_Set problem_
State how many lines of the records contain the string "Тест". Give the number alone.

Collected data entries
┌──

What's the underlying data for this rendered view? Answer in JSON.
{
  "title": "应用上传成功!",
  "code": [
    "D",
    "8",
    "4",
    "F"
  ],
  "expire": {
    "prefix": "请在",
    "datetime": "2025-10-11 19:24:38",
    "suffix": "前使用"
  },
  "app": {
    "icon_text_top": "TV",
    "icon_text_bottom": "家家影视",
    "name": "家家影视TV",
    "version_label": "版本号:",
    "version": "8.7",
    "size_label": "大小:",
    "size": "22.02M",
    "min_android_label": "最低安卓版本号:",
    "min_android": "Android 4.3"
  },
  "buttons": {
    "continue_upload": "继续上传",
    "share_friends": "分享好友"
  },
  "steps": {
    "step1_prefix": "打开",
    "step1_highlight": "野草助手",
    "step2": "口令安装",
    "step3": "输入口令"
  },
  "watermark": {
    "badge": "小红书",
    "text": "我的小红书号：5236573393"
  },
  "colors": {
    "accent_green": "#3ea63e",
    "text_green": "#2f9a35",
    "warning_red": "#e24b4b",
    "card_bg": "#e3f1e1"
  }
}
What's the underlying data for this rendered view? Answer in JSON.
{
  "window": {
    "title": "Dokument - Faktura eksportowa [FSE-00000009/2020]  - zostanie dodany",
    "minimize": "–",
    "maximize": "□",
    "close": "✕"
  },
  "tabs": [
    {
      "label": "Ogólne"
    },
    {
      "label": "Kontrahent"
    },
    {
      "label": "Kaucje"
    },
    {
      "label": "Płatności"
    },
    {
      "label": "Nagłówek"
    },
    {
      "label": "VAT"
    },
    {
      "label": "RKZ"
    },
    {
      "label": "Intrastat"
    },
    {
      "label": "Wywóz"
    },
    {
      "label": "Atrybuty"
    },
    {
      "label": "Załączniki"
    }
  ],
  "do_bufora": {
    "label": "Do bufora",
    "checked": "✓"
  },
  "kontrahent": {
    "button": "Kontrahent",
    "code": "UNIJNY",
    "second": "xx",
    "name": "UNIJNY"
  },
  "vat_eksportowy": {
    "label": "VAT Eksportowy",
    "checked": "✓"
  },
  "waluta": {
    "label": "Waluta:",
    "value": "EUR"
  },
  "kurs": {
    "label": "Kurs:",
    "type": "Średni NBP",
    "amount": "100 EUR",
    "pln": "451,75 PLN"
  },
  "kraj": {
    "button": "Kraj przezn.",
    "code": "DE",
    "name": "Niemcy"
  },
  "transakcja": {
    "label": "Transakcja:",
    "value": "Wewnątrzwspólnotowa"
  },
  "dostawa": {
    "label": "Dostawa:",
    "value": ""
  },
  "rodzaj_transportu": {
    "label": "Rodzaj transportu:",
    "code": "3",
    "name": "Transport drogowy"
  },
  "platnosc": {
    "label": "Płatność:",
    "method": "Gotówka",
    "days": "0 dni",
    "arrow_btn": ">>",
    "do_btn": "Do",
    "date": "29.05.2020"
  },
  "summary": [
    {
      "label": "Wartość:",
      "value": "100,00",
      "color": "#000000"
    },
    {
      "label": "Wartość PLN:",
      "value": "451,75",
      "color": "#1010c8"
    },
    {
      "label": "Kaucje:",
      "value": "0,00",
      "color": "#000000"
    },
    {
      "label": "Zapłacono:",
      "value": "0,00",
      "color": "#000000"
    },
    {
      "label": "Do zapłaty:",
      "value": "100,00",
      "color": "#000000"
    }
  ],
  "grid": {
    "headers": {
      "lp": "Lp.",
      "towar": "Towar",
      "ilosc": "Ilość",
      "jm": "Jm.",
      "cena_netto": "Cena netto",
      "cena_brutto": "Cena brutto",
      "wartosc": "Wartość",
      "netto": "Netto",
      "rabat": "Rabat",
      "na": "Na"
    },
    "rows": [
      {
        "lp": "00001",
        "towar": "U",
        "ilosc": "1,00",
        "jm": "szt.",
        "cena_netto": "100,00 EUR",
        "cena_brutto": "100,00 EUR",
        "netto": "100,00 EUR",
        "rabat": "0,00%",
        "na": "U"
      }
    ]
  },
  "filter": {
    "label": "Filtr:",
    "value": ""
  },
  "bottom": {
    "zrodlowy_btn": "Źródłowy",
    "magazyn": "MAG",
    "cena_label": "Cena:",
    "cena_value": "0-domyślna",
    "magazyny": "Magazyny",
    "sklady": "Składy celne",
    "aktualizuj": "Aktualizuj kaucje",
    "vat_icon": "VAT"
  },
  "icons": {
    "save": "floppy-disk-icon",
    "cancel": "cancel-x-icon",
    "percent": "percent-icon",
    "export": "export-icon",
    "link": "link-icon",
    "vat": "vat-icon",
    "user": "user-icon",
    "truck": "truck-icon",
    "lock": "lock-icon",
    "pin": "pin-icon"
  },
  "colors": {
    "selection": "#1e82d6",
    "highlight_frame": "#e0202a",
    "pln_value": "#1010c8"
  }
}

└──
┌──

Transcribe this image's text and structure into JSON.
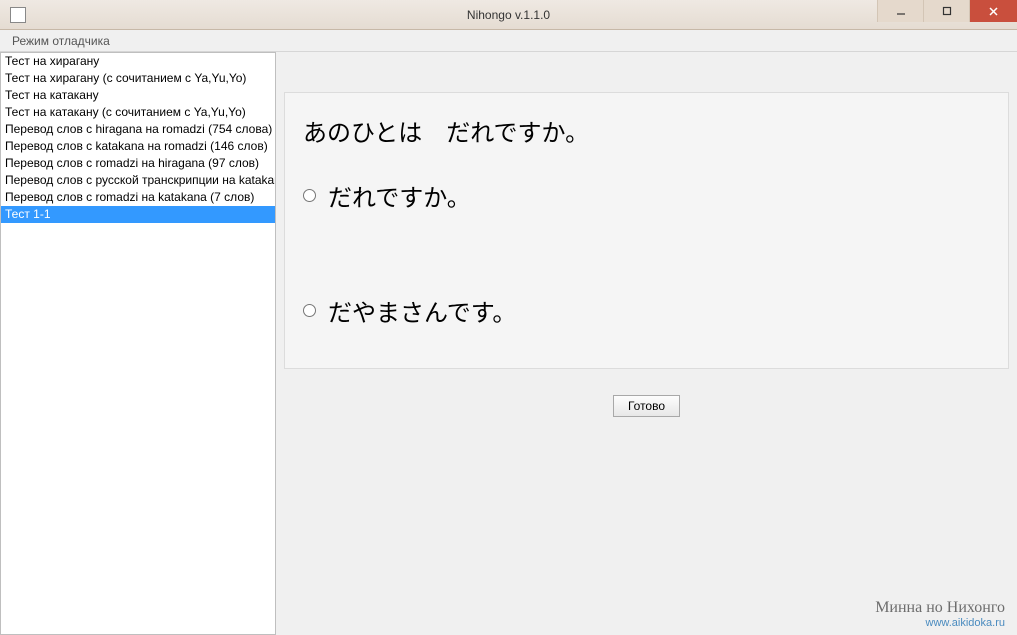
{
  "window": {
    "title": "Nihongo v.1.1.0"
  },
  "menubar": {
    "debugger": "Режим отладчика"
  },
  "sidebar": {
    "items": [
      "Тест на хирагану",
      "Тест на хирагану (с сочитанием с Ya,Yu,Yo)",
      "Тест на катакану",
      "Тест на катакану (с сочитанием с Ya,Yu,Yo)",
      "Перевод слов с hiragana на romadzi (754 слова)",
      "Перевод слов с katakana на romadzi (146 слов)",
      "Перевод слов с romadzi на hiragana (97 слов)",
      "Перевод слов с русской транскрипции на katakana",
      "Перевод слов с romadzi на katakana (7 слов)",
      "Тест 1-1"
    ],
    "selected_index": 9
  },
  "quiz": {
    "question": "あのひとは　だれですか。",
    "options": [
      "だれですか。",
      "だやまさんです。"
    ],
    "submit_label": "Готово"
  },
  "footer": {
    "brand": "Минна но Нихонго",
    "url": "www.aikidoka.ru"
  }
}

└──
┌──

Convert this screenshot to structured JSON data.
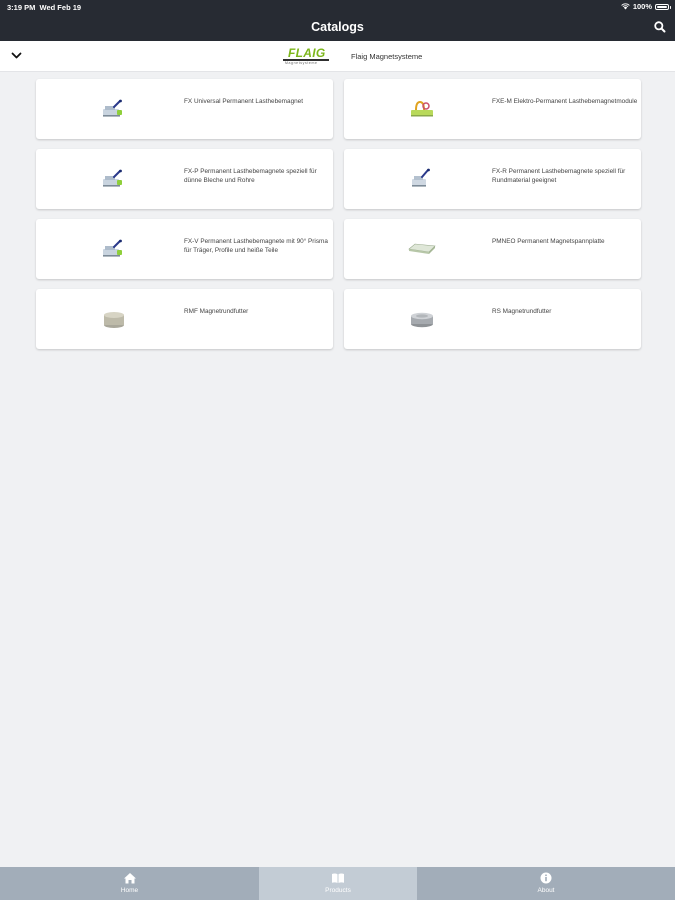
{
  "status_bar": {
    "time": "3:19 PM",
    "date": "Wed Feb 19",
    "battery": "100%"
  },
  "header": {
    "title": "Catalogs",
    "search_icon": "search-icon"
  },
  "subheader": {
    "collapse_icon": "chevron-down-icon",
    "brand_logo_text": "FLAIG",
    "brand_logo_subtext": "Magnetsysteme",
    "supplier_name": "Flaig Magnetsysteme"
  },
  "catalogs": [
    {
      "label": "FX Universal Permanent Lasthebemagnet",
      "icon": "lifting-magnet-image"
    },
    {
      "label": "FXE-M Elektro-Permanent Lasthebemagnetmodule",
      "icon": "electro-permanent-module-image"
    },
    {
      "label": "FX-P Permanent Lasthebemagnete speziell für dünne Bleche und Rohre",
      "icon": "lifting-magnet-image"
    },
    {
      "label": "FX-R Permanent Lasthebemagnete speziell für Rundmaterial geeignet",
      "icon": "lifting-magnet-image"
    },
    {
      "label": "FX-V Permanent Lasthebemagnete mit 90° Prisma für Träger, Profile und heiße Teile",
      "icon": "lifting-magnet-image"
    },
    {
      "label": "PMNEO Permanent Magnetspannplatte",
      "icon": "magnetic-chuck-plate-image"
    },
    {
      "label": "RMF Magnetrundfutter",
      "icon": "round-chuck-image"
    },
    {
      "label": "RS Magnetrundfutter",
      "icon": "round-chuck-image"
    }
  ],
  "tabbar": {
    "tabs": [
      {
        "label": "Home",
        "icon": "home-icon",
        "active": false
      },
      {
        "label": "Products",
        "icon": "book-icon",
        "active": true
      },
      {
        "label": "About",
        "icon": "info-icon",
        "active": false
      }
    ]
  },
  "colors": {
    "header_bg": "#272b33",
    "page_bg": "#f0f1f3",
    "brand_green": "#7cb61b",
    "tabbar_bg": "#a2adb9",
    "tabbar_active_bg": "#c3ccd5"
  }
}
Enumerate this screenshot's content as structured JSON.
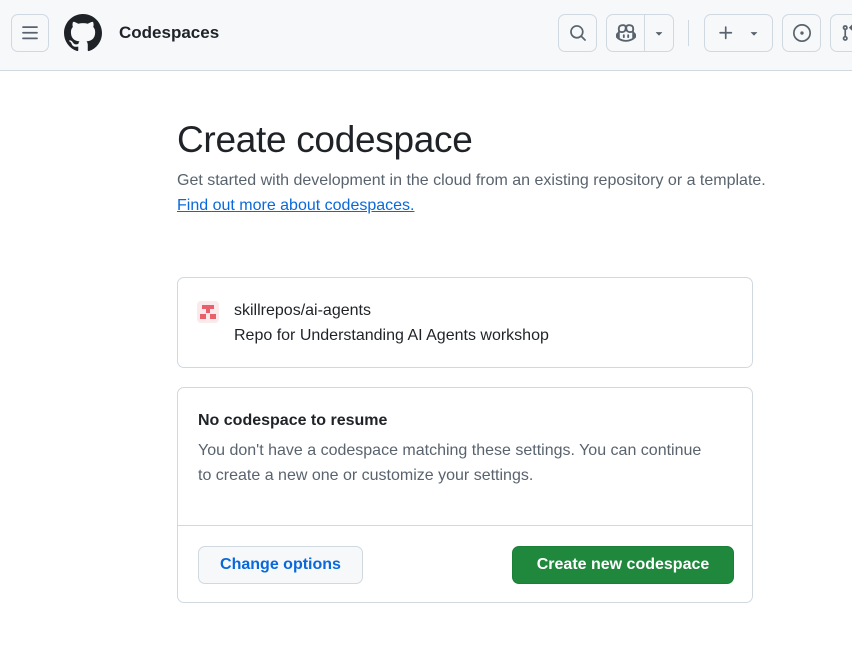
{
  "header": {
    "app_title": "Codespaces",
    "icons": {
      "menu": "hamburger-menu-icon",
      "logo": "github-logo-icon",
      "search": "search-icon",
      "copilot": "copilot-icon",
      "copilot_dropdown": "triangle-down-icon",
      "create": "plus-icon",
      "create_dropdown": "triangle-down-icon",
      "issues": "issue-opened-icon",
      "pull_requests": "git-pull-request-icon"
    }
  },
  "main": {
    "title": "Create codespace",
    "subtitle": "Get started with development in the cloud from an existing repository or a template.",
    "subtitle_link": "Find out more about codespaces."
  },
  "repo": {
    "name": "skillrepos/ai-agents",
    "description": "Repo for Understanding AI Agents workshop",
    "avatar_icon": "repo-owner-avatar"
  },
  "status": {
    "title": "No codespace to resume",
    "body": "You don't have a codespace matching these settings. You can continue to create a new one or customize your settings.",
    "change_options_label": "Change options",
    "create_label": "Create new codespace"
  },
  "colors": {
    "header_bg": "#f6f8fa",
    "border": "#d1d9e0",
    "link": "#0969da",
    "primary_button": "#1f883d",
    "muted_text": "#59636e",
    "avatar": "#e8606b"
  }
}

└──

_Written response_
5